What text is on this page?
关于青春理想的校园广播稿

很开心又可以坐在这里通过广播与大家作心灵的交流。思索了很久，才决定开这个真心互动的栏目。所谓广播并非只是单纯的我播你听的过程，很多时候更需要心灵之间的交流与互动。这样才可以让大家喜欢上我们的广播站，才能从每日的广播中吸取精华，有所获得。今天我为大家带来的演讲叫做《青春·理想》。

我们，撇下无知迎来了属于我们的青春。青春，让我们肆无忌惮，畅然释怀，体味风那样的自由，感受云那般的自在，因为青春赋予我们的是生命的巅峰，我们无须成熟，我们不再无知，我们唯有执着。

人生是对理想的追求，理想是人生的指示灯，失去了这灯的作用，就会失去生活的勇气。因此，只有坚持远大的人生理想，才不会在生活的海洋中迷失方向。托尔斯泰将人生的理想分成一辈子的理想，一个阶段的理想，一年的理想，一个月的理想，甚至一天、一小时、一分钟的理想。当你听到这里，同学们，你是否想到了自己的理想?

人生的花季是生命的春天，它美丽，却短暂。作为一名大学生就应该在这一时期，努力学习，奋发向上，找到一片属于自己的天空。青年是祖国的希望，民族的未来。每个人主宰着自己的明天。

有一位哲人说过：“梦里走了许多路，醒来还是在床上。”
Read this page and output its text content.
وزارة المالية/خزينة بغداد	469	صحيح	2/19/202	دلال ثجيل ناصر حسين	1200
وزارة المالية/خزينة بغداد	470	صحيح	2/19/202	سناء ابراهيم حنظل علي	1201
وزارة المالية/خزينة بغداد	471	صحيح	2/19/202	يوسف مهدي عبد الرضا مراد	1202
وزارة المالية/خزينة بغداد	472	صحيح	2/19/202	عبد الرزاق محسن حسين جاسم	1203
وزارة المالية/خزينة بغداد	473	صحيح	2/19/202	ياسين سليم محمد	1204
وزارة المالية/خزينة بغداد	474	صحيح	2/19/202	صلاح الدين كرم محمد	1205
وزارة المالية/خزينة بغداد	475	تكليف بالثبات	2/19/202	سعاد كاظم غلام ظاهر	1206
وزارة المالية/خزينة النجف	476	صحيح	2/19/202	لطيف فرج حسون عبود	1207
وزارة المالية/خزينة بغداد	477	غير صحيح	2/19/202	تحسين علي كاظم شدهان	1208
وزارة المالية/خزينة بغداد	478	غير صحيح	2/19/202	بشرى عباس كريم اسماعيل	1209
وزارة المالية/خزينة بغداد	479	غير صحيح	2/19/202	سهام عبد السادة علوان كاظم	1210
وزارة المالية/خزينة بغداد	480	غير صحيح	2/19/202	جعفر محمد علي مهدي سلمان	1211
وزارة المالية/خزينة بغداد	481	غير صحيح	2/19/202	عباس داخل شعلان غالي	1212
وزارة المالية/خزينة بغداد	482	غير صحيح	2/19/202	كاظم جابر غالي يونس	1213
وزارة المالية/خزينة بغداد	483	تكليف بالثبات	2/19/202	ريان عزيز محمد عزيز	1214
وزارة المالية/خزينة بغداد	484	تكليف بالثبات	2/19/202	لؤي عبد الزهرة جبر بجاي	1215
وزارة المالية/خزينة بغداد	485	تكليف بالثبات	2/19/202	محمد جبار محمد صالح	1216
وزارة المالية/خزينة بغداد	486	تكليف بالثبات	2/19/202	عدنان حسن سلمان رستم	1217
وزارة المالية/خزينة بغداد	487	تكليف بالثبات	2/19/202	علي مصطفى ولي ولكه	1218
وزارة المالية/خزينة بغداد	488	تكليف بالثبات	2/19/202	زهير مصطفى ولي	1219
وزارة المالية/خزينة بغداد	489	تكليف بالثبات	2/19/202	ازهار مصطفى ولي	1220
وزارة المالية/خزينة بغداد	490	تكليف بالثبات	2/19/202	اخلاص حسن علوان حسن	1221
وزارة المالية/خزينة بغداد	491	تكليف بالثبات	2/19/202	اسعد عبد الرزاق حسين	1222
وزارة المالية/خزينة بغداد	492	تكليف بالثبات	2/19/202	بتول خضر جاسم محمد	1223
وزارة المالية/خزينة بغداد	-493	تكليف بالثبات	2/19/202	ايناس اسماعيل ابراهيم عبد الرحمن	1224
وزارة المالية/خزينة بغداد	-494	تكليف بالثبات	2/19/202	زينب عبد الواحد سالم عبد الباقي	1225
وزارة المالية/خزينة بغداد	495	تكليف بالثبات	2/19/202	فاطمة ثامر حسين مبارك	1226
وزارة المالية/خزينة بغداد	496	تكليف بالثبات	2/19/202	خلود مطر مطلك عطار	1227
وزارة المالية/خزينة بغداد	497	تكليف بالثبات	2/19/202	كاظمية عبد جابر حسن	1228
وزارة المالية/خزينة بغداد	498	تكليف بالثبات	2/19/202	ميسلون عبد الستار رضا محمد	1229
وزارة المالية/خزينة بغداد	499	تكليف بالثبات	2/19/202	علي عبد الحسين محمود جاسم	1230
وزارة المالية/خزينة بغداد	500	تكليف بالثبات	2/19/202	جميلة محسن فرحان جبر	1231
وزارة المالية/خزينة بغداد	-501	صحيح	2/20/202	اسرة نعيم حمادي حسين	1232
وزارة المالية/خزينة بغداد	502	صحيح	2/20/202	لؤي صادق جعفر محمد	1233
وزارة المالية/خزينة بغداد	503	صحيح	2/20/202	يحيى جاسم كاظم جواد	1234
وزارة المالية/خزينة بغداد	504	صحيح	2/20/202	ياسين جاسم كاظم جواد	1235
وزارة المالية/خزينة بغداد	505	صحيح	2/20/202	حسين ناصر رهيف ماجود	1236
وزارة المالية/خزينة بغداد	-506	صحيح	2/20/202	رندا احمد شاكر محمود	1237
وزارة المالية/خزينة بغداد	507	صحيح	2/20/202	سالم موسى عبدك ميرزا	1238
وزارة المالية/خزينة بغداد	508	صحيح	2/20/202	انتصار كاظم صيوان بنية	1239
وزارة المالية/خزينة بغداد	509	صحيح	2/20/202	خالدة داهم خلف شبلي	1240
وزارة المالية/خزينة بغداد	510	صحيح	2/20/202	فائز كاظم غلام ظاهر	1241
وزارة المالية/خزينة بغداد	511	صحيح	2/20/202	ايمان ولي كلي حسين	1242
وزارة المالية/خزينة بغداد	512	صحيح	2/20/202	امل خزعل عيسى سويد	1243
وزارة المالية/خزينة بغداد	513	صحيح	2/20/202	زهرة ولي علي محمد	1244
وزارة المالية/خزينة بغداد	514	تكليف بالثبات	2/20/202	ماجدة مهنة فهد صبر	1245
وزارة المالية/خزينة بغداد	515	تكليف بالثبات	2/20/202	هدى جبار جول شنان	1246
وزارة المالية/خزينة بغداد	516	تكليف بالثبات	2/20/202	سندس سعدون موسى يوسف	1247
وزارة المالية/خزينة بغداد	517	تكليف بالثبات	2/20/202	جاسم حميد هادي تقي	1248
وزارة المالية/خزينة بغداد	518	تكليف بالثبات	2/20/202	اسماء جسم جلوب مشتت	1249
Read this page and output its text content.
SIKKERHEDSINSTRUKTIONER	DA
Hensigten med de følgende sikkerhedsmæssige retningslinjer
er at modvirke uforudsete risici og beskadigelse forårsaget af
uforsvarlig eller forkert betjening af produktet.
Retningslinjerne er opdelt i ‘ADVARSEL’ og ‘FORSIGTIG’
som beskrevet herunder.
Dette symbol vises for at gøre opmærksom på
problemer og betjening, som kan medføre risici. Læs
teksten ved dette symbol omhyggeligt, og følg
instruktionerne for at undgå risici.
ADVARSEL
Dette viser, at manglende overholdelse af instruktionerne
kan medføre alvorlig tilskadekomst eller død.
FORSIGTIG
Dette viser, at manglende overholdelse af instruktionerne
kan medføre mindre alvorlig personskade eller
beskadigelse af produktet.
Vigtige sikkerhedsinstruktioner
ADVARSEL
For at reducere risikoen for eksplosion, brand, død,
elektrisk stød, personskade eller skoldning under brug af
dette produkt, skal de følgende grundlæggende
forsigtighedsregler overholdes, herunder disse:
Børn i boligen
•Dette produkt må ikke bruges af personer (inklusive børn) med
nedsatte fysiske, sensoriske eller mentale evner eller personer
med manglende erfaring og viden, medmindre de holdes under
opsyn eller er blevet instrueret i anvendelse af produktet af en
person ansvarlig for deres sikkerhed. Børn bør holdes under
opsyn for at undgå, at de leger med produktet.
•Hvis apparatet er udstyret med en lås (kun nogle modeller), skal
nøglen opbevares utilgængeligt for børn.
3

### WORK INSTRUCTIONS
Read the entries above, then pull out the lines that include "عباس".

### FINISHED ANSWER
وزارة المالية/خزينة بغداد	478	غير صحيح	2/19/202	بشرى عباس كريم اسماعيل	1209
وزارة المالية/خزينة بغداد	481	غير صحيح	2/19/202	عباس داخل شعلان غالي	1212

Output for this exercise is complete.